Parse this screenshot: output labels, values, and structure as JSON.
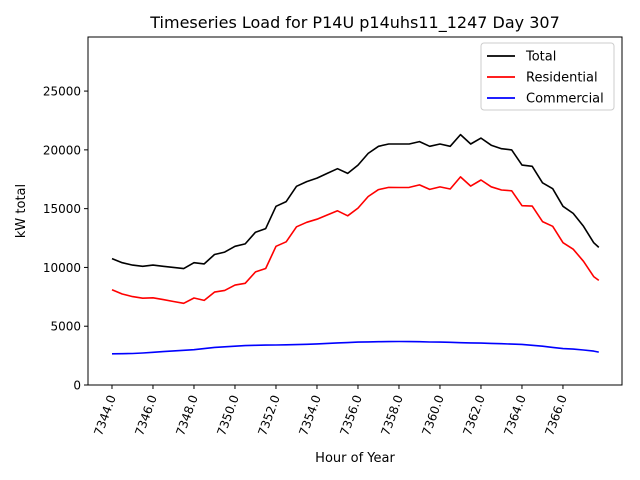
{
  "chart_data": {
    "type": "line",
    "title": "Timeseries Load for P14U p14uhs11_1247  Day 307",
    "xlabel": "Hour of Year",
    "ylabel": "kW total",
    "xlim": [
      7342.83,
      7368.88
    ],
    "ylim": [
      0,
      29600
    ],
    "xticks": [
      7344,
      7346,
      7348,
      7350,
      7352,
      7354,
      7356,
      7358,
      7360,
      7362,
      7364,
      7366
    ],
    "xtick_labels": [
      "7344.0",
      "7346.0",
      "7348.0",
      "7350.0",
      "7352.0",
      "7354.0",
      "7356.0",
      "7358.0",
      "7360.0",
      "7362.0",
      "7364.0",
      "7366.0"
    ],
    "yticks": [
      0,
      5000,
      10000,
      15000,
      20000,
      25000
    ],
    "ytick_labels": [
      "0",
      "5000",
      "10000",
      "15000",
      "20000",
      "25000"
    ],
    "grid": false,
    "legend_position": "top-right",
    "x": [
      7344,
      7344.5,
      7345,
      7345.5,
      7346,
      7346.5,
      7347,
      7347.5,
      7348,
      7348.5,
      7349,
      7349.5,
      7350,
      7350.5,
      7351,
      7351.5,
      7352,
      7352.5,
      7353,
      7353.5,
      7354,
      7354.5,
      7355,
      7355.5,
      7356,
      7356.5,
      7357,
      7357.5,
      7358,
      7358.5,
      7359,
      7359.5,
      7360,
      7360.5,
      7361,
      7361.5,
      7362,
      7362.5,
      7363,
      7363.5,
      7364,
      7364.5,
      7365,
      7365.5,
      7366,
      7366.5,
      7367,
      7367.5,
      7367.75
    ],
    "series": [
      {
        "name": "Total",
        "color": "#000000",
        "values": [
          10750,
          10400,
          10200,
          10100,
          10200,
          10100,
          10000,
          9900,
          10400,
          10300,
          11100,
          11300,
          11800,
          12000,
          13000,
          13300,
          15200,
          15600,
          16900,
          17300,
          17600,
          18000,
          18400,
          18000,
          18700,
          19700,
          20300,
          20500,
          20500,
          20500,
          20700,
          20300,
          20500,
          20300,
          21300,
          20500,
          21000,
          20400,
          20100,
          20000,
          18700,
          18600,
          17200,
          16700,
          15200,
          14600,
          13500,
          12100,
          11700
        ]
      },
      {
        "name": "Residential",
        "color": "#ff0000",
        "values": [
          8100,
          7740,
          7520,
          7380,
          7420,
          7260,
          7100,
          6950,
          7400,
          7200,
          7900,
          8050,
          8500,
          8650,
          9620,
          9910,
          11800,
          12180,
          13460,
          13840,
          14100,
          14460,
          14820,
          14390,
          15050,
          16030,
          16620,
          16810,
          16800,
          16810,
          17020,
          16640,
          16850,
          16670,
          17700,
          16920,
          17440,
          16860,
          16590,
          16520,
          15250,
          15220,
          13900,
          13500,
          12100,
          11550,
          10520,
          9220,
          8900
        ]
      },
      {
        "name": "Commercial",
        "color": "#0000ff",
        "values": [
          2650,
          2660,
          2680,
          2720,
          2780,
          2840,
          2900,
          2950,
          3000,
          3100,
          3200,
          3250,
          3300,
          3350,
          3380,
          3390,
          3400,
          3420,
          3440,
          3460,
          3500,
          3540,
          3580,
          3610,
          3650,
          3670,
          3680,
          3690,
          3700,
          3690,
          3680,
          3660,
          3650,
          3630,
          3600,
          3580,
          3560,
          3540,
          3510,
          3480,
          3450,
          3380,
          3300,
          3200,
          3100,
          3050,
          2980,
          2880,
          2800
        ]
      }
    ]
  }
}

--

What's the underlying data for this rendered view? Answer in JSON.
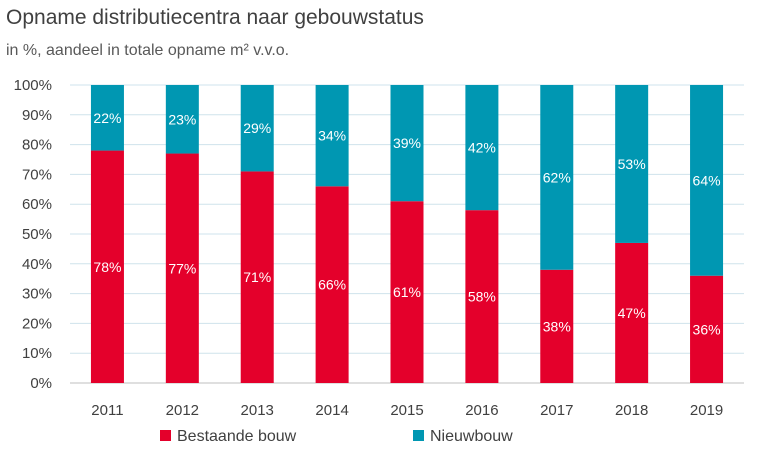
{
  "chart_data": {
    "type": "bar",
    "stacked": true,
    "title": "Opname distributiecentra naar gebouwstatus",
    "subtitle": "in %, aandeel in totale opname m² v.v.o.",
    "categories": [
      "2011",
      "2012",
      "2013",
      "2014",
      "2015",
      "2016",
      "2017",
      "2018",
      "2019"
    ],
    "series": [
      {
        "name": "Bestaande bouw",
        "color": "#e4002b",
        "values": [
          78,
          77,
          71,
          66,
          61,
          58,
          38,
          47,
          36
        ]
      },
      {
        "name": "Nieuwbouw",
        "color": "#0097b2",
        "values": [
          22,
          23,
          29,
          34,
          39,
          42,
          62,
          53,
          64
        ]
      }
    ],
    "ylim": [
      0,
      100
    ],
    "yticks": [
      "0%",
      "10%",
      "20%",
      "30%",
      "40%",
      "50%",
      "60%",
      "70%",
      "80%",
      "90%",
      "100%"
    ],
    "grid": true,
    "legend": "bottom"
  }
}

## Aim
Pick out the lines containing the string "JSON".

## Task solution
Parse this screenshot: output labels, values, and structure as JSON.
What's the underlying data for this rendered view? Answer in JSON.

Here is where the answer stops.